Please rewrite each line of the data below as a JSON list of strings, with one string per line and blank lines left out.
++++ Supplied data ++++
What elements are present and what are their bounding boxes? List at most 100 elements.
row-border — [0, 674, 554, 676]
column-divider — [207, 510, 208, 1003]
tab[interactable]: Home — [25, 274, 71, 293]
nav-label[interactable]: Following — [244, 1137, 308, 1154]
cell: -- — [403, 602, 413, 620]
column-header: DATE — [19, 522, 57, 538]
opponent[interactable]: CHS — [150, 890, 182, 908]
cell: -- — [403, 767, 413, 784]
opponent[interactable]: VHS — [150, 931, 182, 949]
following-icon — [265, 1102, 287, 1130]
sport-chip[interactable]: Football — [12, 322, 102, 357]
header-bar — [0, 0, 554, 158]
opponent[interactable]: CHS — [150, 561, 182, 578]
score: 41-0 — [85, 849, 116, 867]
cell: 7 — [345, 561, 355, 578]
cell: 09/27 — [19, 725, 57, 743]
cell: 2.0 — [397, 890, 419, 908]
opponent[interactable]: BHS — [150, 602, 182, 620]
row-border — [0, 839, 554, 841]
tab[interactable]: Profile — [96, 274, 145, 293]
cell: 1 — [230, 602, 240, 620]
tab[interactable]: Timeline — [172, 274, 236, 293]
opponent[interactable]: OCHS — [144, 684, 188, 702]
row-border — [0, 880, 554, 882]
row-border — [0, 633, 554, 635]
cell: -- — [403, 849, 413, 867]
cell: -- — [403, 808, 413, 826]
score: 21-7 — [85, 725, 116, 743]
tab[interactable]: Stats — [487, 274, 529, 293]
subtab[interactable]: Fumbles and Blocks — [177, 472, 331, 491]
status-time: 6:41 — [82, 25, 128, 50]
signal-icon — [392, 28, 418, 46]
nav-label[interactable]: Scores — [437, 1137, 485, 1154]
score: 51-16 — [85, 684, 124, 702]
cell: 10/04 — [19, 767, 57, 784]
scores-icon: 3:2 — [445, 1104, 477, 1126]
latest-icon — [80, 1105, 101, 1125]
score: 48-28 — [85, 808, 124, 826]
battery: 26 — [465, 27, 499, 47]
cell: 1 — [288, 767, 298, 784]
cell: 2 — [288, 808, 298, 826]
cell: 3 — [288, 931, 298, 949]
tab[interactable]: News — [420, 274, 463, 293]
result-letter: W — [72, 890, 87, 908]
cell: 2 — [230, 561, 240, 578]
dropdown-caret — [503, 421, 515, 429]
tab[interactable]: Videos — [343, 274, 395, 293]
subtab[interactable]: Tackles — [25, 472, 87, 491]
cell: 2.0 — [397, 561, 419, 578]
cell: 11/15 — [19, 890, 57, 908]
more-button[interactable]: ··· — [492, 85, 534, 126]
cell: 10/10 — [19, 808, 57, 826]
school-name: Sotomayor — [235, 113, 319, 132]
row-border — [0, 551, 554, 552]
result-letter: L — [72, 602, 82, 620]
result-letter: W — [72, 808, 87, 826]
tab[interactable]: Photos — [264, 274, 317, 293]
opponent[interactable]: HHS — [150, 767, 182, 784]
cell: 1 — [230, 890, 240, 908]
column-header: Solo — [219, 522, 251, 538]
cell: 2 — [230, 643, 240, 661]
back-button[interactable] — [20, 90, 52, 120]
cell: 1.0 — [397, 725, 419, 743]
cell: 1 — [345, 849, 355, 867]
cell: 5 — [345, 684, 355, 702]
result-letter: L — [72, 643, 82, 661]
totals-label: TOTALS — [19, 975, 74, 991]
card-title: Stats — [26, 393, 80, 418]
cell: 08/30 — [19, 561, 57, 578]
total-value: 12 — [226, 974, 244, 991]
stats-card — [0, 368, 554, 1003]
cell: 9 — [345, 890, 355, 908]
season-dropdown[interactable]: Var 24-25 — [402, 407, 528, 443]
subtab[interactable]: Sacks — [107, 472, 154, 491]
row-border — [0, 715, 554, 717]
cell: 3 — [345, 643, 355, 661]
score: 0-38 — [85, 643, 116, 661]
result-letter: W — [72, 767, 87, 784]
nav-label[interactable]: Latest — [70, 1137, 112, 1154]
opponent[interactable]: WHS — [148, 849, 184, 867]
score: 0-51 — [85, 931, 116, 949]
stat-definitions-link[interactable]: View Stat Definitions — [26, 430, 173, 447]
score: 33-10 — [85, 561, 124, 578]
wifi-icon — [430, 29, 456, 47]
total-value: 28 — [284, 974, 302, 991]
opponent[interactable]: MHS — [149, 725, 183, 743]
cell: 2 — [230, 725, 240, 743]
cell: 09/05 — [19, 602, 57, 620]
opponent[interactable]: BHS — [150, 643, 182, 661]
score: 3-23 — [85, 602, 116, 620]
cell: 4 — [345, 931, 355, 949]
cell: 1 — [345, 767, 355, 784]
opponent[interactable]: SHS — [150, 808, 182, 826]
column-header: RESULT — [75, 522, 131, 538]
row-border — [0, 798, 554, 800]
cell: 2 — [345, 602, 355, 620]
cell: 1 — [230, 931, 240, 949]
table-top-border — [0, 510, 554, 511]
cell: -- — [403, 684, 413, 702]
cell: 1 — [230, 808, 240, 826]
++++
▶ Solution for this task
[
  "What elements are present and what are their bounding boxes? List at most 100 elements.",
  "row-border — [0, 674, 554, 676]",
  "column-divider — [207, 510, 208, 1003]",
  "tab[interactable]: Home — [25, 274, 71, 293]",
  "nav-label[interactable]: Following — [244, 1137, 308, 1154]",
  "cell: -- — [403, 602, 413, 620]",
  "column-header: DATE — [19, 522, 57, 538]",
  "opponent[interactable]: CHS — [150, 890, 182, 908]",
  "cell: -- — [403, 767, 413, 784]",
  "opponent[interactable]: VHS — [150, 931, 182, 949]",
  "following-icon — [265, 1102, 287, 1130]",
  "sport-chip[interactable]: Football — [12, 322, 102, 357]",
  "header-bar — [0, 0, 554, 158]",
  "opponent[interactable]: CHS — [150, 561, 182, 578]",
  "score: 41-0 — [85, 849, 116, 867]",
  "cell: 7 — [345, 561, 355, 578]",
  "cell: 09/27 — [19, 725, 57, 743]",
  "cell: 2.0 — [397, 890, 419, 908]",
  "opponent[interactable]: BHS — [150, 602, 182, 620]",
  "row-border — [0, 839, 554, 841]",
  "tab[interactable]: Profile — [96, 274, 145, 293]",
  "cell: 1 — [230, 602, 240, 620]",
  "tab[interactable]: Timeline — [172, 274, 236, 293]",
  "opponent[interactable]: OCHS — [144, 684, 188, 702]",
  "row-border — [0, 880, 554, 882]",
  "row-border — [0, 633, 554, 635]",
  "cell: -- — [403, 849, 413, 867]",
  "cell: -- — [403, 808, 413, 826]",
  "score: 21-7 — [85, 725, 116, 743]",
  "tab[interactable]: Stats — [487, 274, 529, 293]",
  "subtab[interactable]: Fumbles and Blocks — [177, 472, 331, 491]",
  "status-time: 6:41 — [82, 25, 128, 50]",
  "signal-icon — [392, 28, 418, 46]",
  "nav-label[interactable]: Scores — [437, 1137, 485, 1154]",
  "score: 51-16 — [85, 684, 124, 702]",
  "cell: 10/04 — [19, 767, 57, 784]",
  "scores-icon: 3:2 — [445, 1104, 477, 1126]",
  "latest-icon — [80, 1105, 101, 1125]",
  "score: 48-28 — [85, 808, 124, 826]",
  "battery: 26 — [465, 27, 499, 47]",
  "cell: 1 — [288, 767, 298, 784]",
  "cell: 2 — [288, 808, 298, 826]",
  "cell: 3 — [288, 931, 298, 949]",
  "tab[interactable]: News — [420, 274, 463, 293]",
  "result-letter: W — [72, 890, 87, 908]",
  "cell: 2 — [230, 561, 240, 578]",
  "dropdown-caret — [503, 421, 515, 429]",
  "tab[interactable]: Videos — [343, 274, 395, 293]",
  "subtab[interactable]: Tackles — [25, 472, 87, 491]",
  "cell: 2.0 — [397, 561, 419, 578]",
  "cell: 11/15 — [19, 890, 57, 908]",
  "more-button[interactable]: ··· — [492, 85, 534, 126]",
  "cell: 10/10 — [19, 808, 57, 826]",
  "school-name: Sotomayor — [235, 113, 319, 132]",
  "row-border — [0, 551, 554, 552]",
  "result-letter: L — [72, 602, 82, 620]",
  "result-letter: W — [72, 808, 87, 826]",
  "tab[interactable]: Photos — [264, 274, 317, 293]",
  "opponent[interactable]: HHS — [150, 767, 182, 784]",
  "cell: 1 — [230, 890, 240, 908]",
  "column-header: Solo — [219, 522, 251, 538]",
  "cell: 2 — [230, 643, 240, 661]",
  "back-button[interactable] — [20, 90, 52, 120]",
  "cell: 1.0 — [397, 725, 419, 743]",
  "cell: 1 — [345, 849, 355, 867]",
  "cell: 5 — [345, 684, 355, 702]",
  "result-letter: L — [72, 643, 82, 661]",
  "totals-label: TOTALS — [19, 975, 74, 991]",
  "card-title: Stats — [26, 393, 80, 418]",
  "cell: 08/30 — [19, 561, 57, 578]",
  "total-value: 12 — [226, 974, 244, 991]",
  "stats-card — [0, 368, 554, 1003]",
  "cell: 9 — [345, 890, 355, 908]",
  "season-dropdown[interactable]: Var 24-25 — [402, 407, 528, 443]",
  "subtab[interactable]: Sacks — [107, 472, 154, 491]",
  "row-border — [0, 715, 554, 717]",
  "cell: 3 — [345, 643, 355, 661]",
  "score: 0-38 — [85, 643, 116, 661]",
  "result-letter: W — [72, 767, 87, 784]",
  "nav-label[interactable]: Latest — [70, 1137, 112, 1154]",
  "opponent[interactable]: WHS — [148, 849, 184, 867]",
  "score: 0-51 — [85, 931, 116, 949]",
  "stat-definitions-link[interactable]: View Stat Definitions — [26, 430, 173, 447]",
  "score: 33-10 — [85, 561, 124, 578]",
  "wifi-icon — [430, 29, 456, 47]",
  "total-value: 28 — [284, 974, 302, 991]",
  "opponent[interactable]: MHS — [149, 725, 183, 743]",
  "cell: 2 — [230, 725, 240, 743]",
  "cell: 09/05 — [19, 602, 57, 620]",
  "opponent[interactable]: BHS — [150, 643, 182, 661]",
  "score: 3-23 — [85, 602, 116, 620]",
  "cell: 4 — [345, 931, 355, 949]",
  "cell: 1 — [345, 767, 355, 784]",
  "opponent[interactable]: SHS — [150, 808, 182, 826]",
  "column-header: RESULT — [75, 522, 131, 538]",
  "row-border — [0, 798, 554, 800]",
  "cell: 2 — [345, 602, 355, 620]",
  "cell: 1 — [230, 931, 240, 949]",
  "table-top-border — [0, 510, 554, 511]",
  "cell: -- — [403, 684, 413, 702]",
  "cell: 1 — [230, 808, 240, 826]"
]